> _Set task_: Report each line of the data that has "desc" somewhere in it.

———

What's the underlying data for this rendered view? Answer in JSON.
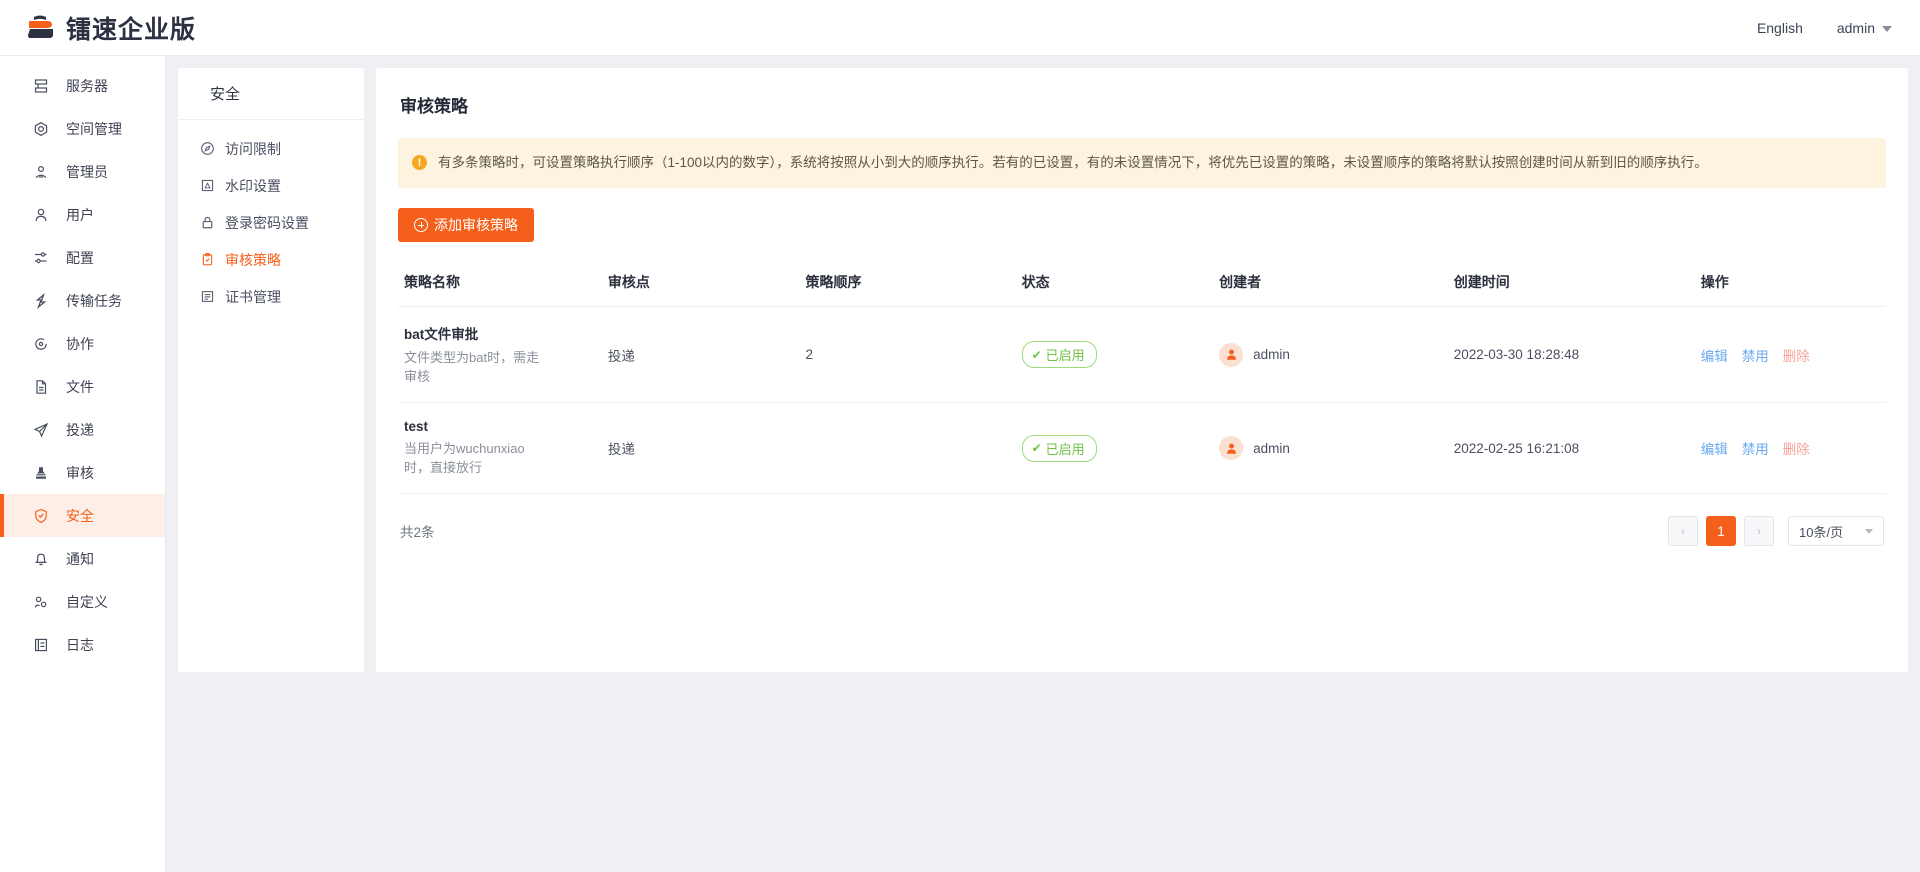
{
  "header": {
    "brand_name": "镭速企业版",
    "language": "English",
    "user": "admin"
  },
  "sidebar": {
    "items": [
      {
        "label": "服务器",
        "icon": "server-icon",
        "active": false
      },
      {
        "label": "空间管理",
        "icon": "space-icon",
        "active": false
      },
      {
        "label": "管理员",
        "icon": "admin-icon",
        "active": false
      },
      {
        "label": "用户",
        "icon": "user-icon",
        "active": false
      },
      {
        "label": "配置",
        "icon": "settings-sliders-icon",
        "active": false
      },
      {
        "label": "传输任务",
        "icon": "transfer-icon",
        "active": false
      },
      {
        "label": "协作",
        "icon": "collaboration-icon",
        "active": false
      },
      {
        "label": "文件",
        "icon": "file-icon",
        "active": false
      },
      {
        "label": "投递",
        "icon": "send-icon",
        "active": false
      },
      {
        "label": "审核",
        "icon": "stamp-icon",
        "active": false
      },
      {
        "label": "安全",
        "icon": "shield-icon",
        "active": true
      },
      {
        "label": "通知",
        "icon": "bell-icon",
        "active": false
      },
      {
        "label": "自定义",
        "icon": "customize-icon",
        "active": false
      },
      {
        "label": "日志",
        "icon": "log-icon",
        "active": false
      }
    ]
  },
  "subnav": {
    "title": "安全",
    "items": [
      {
        "label": "访问限制",
        "icon": "compass-icon",
        "active": false
      },
      {
        "label": "水印设置",
        "icon": "watermark-icon",
        "active": false
      },
      {
        "label": "登录密码设置",
        "icon": "lock-icon",
        "active": false
      },
      {
        "label": "审核策略",
        "icon": "clipboard-check-icon",
        "active": true
      },
      {
        "label": "证书管理",
        "icon": "certificate-icon",
        "active": false
      }
    ]
  },
  "main": {
    "title": "审核策略",
    "alert": {
      "icon": "warning-icon",
      "text": "有多条策略时，可设置策略执行顺序（1-100以内的数字），系统将按照从小到大的顺序执行。若有的已设置，有的未设置情况下，将优先已设置的策略，未设置顺序的策略将默认按照创建时间从新到旧的顺序执行。"
    },
    "add_button": "添加审核策略",
    "table": {
      "columns": [
        "策略名称",
        "审核点",
        "策略顺序",
        "状态",
        "创建者",
        "创建时间",
        "操作"
      ],
      "rows": [
        {
          "name": "bat文件审批",
          "desc": "文件类型为bat时，需走审核",
          "point": "投递",
          "order": "2",
          "status": "已启用",
          "creator": "admin",
          "created": "2022-03-30 18:28:48",
          "ops": [
            "编辑",
            "禁用",
            "删除"
          ]
        },
        {
          "name": "test",
          "desc": "当用户为wuchunxiao时，直接放行",
          "point": "投递",
          "order": "",
          "status": "已启用",
          "creator": "admin",
          "created": "2022-02-25 16:21:08",
          "ops": [
            "编辑",
            "禁用",
            "删除"
          ]
        }
      ]
    },
    "footer": {
      "total": "共2条",
      "prev": "‹",
      "next": "›",
      "current_page": "1",
      "page_size": "10条/页"
    }
  },
  "colors": {
    "accent": "#f4601b",
    "accent_bg": "#fdeee7",
    "alert_bg": "#fdf3df",
    "link": "#6aa9f0",
    "danger": "#f9a29b",
    "success": "#6fc243"
  }
}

———

> _Finished answer_:
          "desc": "文件类型为bat时，需走审核",
          "desc": "当用户为wuchunxiao时，直接放行",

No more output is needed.